** START OF Data provided **

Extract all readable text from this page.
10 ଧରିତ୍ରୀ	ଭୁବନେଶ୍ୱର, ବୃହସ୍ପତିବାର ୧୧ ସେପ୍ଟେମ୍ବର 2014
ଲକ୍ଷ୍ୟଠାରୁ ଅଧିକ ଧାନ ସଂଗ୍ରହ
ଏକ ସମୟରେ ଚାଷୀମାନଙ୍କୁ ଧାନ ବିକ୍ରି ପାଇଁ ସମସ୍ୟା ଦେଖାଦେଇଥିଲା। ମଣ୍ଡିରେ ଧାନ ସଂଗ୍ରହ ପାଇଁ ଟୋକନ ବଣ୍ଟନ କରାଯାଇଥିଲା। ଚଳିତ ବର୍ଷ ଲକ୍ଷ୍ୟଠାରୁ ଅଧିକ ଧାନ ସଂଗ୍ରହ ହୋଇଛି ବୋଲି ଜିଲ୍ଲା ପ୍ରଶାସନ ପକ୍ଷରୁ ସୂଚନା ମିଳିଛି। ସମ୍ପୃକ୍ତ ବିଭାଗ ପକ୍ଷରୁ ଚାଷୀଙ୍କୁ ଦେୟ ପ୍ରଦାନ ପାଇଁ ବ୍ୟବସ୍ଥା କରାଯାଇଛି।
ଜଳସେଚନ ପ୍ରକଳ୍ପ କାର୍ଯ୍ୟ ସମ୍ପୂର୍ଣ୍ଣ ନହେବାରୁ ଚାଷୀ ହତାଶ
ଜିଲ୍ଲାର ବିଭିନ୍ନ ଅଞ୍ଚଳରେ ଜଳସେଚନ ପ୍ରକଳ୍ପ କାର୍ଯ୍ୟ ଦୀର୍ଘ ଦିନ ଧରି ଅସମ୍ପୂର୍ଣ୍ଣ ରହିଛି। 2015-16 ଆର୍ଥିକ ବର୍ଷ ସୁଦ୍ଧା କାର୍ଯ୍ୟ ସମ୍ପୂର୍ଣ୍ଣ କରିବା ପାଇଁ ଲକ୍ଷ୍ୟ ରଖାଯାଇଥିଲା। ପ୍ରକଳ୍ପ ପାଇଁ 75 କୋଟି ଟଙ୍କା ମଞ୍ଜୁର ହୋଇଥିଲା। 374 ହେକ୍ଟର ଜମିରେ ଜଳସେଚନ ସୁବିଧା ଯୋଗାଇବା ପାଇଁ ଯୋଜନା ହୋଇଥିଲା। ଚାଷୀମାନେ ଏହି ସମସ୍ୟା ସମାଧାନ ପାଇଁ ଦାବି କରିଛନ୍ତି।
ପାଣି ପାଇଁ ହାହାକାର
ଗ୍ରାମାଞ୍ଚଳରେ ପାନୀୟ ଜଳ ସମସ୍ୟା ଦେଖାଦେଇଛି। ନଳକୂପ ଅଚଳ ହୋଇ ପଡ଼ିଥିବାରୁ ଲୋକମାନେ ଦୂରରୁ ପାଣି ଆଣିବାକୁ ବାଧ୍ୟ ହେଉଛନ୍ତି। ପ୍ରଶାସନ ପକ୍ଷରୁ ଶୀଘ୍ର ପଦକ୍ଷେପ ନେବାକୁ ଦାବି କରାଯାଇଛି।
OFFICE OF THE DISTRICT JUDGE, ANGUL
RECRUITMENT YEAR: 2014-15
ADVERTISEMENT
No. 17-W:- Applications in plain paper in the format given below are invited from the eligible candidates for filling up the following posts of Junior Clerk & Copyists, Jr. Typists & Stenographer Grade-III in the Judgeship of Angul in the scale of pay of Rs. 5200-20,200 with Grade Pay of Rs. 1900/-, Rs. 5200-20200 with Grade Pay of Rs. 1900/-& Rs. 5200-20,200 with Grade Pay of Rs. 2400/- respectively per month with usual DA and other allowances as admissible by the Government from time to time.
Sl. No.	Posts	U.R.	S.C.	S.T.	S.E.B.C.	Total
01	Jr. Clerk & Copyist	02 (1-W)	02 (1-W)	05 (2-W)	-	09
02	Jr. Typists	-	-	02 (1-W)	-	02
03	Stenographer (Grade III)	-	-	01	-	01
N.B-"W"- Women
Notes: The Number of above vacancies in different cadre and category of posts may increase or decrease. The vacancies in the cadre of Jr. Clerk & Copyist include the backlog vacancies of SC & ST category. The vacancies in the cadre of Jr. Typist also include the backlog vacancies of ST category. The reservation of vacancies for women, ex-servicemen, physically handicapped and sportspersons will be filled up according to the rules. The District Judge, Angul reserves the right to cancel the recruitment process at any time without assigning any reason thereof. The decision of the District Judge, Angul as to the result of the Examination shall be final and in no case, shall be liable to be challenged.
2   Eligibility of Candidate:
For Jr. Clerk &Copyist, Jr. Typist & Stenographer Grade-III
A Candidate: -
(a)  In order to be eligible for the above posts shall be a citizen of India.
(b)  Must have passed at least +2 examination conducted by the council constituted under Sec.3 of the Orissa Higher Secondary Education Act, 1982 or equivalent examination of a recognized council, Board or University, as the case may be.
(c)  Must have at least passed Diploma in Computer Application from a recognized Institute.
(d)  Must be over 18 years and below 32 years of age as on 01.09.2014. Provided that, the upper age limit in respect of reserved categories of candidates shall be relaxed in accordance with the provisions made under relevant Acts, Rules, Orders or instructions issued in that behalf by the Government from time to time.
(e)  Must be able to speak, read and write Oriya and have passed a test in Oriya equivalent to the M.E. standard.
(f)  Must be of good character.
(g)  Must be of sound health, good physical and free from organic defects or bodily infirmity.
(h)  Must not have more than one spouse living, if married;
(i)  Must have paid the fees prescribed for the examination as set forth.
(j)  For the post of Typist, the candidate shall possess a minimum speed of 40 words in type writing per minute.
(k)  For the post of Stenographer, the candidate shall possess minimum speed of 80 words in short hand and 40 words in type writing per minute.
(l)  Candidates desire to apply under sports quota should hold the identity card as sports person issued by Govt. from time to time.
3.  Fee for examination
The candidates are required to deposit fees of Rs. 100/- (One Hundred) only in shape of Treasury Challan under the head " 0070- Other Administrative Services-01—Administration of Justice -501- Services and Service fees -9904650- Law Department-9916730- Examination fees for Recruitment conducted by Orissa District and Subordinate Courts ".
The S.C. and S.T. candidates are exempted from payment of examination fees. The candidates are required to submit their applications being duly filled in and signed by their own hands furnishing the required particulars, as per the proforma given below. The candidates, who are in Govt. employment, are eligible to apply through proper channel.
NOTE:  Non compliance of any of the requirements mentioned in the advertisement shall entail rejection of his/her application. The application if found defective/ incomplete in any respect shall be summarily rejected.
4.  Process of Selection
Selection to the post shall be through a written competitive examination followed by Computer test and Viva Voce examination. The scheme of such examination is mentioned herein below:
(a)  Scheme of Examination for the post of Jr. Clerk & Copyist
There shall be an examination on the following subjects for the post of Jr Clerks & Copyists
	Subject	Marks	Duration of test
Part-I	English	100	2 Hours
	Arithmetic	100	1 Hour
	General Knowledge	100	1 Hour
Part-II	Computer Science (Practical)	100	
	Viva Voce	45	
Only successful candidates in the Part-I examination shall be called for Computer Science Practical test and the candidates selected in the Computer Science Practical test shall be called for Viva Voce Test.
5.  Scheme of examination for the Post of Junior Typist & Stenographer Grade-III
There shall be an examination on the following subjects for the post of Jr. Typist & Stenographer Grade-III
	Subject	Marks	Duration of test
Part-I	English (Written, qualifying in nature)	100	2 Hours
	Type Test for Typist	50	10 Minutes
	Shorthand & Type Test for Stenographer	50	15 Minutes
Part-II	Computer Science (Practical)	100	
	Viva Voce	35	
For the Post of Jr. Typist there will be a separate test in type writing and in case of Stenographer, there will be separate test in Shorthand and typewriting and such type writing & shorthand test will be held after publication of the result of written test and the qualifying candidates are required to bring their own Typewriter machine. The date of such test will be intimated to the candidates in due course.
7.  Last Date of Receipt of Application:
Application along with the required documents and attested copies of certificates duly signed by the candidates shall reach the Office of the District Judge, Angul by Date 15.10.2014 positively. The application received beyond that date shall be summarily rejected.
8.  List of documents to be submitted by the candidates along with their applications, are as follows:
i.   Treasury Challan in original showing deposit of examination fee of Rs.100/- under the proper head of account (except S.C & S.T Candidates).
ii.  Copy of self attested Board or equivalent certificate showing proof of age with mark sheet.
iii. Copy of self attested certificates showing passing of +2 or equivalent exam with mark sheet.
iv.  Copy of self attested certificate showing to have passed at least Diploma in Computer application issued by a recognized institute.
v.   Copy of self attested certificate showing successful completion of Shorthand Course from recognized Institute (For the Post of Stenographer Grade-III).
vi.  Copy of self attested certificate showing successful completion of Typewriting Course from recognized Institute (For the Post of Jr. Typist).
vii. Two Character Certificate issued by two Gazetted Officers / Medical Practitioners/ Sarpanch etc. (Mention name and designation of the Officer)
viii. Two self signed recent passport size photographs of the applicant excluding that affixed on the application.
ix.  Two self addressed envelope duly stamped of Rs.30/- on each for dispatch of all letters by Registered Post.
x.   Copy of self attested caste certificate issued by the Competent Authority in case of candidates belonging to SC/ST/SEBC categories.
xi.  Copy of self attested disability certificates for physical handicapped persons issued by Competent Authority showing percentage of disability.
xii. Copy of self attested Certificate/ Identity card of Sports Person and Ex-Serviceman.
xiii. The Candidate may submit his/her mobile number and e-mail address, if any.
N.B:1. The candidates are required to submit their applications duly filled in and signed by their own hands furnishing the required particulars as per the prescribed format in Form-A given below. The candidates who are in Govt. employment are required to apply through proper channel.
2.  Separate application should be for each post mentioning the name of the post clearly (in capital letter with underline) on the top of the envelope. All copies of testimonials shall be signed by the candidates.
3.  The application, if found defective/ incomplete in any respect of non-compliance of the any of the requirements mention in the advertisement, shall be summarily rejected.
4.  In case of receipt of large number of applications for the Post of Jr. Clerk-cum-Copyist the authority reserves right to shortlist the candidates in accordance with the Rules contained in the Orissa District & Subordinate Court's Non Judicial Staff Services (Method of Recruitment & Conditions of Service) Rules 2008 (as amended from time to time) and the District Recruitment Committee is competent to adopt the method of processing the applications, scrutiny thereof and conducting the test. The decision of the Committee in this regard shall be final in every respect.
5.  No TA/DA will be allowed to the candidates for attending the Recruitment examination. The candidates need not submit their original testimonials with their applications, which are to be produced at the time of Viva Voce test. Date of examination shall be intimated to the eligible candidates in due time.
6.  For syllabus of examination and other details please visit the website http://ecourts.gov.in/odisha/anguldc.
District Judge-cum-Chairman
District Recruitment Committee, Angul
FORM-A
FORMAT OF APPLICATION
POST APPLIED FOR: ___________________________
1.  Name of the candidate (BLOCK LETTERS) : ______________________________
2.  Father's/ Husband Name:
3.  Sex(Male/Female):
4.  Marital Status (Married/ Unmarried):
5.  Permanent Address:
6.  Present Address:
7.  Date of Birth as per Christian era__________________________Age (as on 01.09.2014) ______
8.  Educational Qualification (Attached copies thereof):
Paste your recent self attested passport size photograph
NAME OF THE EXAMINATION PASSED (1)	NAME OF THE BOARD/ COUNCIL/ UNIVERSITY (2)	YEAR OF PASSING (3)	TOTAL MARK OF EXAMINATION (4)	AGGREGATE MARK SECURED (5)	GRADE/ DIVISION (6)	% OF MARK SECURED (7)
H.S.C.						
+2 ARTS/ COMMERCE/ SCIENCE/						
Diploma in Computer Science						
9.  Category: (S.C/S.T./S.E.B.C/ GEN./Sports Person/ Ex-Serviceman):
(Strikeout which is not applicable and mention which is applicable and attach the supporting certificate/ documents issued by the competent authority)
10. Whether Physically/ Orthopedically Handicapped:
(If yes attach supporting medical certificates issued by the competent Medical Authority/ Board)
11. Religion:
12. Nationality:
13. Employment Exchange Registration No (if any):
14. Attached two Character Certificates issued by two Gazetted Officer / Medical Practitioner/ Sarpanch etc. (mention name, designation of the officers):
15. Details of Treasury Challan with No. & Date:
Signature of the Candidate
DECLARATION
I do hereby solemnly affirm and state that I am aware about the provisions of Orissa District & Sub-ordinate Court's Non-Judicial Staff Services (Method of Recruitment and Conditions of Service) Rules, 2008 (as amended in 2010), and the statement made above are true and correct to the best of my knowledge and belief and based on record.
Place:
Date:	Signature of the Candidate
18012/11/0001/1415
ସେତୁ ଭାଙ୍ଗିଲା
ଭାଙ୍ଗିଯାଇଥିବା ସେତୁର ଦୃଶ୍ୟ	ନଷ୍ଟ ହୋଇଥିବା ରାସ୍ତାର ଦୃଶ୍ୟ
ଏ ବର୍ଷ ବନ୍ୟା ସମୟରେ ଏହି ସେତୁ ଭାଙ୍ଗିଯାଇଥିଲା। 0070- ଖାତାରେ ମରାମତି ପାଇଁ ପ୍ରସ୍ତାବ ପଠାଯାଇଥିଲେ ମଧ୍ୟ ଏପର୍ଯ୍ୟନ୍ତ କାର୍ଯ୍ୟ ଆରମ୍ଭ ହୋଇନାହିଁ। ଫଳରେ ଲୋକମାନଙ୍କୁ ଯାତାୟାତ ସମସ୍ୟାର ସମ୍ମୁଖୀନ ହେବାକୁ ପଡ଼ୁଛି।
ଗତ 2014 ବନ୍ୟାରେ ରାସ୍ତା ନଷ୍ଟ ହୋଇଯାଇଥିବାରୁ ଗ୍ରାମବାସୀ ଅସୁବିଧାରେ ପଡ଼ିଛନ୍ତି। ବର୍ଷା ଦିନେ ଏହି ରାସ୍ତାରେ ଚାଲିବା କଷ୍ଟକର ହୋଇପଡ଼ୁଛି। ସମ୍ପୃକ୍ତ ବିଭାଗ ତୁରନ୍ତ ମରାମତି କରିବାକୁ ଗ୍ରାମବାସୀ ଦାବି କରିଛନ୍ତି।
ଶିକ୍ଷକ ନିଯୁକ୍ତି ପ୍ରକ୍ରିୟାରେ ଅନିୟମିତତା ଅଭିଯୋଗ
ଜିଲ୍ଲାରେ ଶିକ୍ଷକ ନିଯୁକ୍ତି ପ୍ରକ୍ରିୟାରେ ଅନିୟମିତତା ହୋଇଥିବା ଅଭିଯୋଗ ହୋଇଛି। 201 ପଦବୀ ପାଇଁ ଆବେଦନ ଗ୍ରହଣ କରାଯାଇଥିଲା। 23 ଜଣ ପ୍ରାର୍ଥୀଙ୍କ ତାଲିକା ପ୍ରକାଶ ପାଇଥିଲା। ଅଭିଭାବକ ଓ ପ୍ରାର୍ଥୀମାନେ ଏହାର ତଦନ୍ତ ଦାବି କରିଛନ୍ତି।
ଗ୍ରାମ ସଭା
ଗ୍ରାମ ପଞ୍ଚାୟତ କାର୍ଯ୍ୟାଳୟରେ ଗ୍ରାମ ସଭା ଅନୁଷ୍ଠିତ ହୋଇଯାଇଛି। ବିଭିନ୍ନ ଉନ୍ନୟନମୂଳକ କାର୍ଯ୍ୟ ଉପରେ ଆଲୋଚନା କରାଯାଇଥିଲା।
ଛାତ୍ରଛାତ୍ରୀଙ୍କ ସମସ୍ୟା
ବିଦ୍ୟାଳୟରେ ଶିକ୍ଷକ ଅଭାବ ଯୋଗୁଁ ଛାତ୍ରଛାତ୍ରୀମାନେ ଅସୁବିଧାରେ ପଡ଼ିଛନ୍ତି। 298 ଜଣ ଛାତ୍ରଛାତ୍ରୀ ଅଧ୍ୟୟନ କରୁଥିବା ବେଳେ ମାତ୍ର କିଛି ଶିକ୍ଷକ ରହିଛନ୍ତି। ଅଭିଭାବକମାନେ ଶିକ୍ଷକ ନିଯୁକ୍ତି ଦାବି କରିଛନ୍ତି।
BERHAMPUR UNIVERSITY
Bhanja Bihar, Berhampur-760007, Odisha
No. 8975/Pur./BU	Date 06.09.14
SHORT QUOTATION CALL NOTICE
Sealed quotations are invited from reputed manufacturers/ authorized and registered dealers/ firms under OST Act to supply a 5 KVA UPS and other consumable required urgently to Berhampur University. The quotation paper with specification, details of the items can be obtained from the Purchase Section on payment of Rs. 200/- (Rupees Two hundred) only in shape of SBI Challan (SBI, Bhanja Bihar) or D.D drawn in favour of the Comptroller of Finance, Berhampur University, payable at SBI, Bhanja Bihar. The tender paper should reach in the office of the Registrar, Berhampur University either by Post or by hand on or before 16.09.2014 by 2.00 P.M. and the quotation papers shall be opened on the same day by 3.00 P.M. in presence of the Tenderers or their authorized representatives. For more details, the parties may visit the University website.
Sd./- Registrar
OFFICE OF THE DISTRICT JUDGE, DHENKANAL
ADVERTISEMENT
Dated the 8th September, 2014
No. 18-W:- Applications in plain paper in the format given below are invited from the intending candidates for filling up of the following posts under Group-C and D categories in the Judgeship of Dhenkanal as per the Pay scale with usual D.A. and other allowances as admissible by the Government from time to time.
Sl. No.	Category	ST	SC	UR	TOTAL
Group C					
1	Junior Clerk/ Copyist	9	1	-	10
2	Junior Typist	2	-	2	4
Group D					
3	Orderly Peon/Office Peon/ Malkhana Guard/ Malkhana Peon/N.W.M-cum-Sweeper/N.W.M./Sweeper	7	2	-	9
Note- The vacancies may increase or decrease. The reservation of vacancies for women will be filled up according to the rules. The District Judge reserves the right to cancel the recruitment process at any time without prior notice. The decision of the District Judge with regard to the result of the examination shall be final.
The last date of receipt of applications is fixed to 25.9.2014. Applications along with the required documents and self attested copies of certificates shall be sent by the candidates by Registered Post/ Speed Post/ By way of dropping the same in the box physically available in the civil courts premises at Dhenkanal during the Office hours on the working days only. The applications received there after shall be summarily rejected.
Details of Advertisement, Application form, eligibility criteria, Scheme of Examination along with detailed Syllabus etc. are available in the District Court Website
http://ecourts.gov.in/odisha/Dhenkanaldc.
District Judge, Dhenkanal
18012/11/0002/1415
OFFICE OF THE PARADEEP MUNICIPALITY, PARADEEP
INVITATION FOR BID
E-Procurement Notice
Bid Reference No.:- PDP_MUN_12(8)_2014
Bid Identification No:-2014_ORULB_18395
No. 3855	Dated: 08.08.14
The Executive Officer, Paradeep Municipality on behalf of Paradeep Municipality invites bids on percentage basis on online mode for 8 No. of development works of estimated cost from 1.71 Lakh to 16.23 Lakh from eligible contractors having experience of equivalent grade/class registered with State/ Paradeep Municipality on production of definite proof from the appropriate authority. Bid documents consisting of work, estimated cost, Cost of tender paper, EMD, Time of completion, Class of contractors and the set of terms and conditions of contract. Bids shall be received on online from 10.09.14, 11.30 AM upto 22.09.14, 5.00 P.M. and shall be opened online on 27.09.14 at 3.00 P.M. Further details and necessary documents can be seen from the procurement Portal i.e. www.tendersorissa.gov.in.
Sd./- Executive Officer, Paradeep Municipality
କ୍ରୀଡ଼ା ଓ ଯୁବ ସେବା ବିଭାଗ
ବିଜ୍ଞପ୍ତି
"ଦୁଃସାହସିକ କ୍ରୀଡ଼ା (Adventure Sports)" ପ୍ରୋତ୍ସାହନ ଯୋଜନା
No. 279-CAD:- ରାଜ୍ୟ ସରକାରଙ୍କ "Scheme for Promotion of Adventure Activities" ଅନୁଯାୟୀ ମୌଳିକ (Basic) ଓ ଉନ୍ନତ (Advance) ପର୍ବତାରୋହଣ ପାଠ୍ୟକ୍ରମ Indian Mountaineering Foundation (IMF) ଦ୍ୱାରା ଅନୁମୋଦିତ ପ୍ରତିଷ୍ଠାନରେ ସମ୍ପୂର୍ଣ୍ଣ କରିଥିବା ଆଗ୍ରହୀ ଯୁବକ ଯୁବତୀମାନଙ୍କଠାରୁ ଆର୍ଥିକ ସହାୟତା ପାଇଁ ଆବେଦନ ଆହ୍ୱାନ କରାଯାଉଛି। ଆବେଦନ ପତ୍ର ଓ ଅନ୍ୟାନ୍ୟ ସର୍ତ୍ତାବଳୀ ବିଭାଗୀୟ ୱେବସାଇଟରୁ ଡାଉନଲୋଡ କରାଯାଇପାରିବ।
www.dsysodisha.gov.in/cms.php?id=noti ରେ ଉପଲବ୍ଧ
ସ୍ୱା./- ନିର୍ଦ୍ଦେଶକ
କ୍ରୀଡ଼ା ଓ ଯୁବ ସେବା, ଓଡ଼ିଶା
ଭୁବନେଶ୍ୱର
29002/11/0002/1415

** END OF Data provided **

* [Task directions]: Using the material above, state how many lines include the string "Dated". Answer with a single number.

* [Worked solution]: 2